▸ Your task
Extract every line from the records below that contains the word "loss".

▸ Material for the task
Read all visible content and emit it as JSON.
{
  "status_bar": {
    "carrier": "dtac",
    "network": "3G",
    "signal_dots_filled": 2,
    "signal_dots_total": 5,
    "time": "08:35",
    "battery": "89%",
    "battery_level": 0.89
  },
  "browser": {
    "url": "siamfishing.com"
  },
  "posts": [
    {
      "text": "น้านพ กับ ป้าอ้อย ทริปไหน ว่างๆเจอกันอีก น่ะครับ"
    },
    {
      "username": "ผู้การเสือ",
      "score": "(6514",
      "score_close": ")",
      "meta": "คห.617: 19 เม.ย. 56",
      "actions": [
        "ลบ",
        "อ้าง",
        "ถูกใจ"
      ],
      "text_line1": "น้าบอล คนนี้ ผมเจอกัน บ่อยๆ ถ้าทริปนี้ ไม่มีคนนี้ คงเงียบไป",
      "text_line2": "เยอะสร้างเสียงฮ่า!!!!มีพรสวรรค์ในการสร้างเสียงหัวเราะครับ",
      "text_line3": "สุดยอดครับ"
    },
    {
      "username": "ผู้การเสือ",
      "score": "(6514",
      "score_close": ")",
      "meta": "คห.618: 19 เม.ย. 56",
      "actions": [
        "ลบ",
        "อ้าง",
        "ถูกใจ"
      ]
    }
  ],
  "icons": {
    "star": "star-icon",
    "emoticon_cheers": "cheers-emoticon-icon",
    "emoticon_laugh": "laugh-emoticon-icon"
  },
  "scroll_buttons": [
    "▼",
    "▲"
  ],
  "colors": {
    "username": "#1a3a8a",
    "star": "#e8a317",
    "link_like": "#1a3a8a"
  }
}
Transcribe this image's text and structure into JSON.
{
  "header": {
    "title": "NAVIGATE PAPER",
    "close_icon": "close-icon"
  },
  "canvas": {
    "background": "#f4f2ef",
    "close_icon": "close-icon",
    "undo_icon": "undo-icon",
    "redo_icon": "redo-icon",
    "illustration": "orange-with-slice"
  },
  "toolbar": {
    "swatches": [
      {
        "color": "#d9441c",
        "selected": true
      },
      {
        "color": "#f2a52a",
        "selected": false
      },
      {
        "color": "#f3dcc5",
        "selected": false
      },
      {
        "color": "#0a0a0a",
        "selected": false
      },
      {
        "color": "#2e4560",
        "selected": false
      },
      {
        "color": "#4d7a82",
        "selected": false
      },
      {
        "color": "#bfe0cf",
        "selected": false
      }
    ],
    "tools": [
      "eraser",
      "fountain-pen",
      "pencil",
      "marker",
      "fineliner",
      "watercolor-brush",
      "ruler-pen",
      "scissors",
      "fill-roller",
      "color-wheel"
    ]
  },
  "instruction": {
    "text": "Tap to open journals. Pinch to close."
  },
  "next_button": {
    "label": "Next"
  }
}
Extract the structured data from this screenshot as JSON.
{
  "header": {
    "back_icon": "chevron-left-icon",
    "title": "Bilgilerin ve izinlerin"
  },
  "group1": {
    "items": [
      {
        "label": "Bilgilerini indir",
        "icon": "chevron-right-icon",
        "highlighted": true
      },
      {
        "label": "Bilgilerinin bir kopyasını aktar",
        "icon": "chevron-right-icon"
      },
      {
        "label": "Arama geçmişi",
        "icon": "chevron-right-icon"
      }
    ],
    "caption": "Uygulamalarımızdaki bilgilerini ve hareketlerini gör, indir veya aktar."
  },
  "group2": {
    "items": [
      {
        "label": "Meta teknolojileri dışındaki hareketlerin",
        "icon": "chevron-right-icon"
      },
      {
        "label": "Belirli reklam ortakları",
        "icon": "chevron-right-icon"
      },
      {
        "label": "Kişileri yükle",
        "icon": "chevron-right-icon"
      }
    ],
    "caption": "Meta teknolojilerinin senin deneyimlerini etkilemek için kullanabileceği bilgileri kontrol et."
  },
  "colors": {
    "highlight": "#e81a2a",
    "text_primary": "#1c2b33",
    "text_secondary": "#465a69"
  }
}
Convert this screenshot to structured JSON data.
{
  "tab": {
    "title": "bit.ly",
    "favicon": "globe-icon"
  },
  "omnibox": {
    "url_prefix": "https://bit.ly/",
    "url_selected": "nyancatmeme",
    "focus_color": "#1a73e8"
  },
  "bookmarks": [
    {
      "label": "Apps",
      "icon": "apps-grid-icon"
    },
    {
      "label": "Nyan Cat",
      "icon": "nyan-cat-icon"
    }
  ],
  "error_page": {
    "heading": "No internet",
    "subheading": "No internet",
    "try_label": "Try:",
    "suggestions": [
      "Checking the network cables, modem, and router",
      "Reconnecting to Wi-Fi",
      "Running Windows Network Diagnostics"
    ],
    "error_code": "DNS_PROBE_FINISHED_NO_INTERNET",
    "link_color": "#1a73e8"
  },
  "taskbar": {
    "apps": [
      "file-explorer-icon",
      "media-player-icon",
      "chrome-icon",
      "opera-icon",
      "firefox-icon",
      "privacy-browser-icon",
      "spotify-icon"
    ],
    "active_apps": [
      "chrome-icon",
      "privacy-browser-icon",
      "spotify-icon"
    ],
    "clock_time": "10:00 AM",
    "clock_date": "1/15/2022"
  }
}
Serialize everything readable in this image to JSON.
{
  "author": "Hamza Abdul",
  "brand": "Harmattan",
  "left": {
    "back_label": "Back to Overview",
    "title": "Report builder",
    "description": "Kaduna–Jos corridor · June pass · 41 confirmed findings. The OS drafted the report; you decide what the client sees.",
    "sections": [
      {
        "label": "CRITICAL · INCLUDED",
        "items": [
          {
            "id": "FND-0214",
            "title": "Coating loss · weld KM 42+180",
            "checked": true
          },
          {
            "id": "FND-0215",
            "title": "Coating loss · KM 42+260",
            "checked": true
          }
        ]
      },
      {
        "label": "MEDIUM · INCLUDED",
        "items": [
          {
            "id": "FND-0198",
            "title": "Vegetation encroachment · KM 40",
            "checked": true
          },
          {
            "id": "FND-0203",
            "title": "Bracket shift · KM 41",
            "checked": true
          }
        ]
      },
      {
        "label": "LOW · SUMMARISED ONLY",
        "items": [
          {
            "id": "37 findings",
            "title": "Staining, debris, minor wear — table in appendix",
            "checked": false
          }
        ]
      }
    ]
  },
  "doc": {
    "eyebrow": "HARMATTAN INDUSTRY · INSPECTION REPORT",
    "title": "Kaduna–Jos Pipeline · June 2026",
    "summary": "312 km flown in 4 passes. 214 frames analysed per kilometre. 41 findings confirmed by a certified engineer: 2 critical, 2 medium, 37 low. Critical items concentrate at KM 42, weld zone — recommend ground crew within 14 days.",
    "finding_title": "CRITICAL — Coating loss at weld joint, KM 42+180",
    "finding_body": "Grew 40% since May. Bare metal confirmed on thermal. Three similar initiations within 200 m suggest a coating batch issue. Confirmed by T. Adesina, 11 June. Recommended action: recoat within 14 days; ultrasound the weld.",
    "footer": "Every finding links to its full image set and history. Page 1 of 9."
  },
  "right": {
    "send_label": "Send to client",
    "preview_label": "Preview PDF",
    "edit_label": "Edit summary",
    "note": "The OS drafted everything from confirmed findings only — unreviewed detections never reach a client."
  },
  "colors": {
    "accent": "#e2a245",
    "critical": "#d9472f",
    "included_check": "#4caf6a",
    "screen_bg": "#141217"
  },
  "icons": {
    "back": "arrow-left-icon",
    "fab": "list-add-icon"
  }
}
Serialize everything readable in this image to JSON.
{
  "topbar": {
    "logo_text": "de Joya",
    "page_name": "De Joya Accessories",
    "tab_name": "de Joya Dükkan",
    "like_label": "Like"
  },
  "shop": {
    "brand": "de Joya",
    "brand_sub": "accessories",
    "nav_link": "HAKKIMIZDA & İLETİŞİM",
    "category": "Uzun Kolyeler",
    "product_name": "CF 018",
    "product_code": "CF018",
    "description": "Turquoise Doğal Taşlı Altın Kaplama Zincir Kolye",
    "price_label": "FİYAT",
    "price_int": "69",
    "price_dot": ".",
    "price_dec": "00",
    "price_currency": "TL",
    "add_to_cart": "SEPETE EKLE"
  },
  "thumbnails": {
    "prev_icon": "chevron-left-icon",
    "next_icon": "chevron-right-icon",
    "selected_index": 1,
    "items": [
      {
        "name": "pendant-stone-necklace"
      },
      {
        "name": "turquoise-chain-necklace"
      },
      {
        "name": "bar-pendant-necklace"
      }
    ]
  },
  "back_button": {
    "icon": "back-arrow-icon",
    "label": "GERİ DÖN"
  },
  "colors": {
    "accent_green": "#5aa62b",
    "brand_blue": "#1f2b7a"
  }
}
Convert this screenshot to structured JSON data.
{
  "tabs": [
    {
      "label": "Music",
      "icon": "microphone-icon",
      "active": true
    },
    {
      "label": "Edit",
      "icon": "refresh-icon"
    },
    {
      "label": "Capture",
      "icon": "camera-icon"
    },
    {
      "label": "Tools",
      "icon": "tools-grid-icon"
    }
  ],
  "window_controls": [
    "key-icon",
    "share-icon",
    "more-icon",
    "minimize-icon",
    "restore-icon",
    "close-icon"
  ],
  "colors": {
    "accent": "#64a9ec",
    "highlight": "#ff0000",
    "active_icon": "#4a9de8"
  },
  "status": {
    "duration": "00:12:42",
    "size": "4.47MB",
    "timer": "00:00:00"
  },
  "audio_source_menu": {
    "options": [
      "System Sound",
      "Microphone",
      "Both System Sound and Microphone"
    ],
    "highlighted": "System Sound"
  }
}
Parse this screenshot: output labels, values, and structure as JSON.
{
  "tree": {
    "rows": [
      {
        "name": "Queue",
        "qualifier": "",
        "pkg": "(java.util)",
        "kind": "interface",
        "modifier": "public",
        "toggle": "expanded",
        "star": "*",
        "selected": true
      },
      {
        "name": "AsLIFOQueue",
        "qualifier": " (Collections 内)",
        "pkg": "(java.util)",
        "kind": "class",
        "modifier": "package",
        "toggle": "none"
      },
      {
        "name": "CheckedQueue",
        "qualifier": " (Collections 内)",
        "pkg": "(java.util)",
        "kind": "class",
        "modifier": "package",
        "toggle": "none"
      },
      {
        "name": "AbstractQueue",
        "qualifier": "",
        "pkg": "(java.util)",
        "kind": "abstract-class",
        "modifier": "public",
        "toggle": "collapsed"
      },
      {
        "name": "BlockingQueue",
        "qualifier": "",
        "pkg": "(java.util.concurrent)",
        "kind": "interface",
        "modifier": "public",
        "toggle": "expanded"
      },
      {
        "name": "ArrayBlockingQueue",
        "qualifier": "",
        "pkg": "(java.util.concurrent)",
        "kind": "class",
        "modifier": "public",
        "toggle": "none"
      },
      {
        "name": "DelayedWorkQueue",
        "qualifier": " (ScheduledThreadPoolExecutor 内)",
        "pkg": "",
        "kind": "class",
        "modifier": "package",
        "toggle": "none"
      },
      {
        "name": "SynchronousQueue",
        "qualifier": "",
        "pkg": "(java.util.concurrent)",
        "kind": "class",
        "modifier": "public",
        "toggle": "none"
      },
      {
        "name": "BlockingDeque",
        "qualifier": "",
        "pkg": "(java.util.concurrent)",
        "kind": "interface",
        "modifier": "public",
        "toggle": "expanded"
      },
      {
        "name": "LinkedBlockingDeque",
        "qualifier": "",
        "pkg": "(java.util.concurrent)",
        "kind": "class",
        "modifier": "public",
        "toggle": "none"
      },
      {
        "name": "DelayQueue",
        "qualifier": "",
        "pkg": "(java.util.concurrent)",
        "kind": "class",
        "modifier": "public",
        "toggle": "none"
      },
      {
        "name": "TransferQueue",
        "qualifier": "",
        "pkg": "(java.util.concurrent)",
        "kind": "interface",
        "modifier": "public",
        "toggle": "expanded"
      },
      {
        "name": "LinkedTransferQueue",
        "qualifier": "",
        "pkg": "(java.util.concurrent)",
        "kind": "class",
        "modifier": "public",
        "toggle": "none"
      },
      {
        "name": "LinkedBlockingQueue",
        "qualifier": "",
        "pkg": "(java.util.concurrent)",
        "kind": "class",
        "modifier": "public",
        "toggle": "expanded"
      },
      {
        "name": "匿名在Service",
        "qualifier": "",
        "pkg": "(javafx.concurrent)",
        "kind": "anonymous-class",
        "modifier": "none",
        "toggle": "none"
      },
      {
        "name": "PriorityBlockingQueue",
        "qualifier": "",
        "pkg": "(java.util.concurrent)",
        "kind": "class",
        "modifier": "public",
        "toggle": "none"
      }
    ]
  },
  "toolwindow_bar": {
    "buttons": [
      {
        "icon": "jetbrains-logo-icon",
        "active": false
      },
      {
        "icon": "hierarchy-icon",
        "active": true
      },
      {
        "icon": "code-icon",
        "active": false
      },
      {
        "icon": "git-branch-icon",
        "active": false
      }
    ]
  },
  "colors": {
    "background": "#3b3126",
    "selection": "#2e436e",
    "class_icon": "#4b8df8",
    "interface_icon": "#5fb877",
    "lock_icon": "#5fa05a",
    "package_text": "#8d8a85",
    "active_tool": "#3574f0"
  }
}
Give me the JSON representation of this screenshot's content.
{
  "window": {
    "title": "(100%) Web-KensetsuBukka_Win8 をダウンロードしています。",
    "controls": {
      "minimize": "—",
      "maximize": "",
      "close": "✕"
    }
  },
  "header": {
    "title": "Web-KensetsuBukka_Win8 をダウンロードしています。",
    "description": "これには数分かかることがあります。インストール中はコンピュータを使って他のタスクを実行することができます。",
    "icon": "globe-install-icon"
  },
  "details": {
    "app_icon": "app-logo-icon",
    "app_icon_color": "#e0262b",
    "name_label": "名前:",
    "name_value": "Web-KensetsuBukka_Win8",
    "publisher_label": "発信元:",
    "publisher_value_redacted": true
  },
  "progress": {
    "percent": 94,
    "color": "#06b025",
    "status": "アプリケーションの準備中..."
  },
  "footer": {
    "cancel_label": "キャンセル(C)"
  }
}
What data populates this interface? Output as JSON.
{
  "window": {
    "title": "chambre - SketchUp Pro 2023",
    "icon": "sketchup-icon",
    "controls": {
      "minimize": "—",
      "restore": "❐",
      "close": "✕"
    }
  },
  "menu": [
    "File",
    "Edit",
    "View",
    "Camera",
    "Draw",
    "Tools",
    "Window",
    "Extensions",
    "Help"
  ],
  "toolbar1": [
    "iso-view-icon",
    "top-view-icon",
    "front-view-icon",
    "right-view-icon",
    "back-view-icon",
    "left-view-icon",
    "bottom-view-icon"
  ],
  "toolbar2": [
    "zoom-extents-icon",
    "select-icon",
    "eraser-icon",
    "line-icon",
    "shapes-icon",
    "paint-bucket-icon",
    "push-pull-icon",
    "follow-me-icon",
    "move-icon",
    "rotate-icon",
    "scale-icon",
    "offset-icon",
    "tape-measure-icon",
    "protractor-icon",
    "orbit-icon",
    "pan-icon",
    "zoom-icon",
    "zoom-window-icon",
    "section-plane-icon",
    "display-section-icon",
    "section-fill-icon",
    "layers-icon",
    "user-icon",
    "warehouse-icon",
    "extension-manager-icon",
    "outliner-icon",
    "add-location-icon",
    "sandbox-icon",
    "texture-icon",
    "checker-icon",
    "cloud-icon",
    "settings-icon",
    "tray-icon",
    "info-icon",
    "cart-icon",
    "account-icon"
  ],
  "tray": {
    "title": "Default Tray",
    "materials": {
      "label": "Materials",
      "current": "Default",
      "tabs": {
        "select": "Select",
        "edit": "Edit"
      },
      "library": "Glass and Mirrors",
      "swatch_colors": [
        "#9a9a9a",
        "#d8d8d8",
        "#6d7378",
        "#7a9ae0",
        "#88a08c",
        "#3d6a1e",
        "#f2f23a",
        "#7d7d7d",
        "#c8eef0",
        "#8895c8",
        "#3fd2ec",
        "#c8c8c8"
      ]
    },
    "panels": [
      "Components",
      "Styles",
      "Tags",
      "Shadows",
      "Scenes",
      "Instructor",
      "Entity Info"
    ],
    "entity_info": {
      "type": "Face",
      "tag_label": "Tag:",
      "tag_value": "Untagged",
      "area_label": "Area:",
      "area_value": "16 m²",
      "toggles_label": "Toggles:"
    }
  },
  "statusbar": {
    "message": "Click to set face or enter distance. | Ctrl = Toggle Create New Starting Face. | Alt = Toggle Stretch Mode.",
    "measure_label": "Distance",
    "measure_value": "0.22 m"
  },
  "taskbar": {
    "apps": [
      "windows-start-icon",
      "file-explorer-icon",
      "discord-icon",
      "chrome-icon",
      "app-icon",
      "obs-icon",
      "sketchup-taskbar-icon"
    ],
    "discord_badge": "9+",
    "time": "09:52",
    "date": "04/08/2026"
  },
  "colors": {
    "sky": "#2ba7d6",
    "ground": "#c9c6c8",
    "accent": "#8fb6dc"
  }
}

▸ Solution to the exercise
            "title": "Coating loss · weld KM 42+180",
            "title": "Coating loss · KM 42+260",
    "finding_title": "CRITICAL — Coating loss at weld joint, KM 42+180",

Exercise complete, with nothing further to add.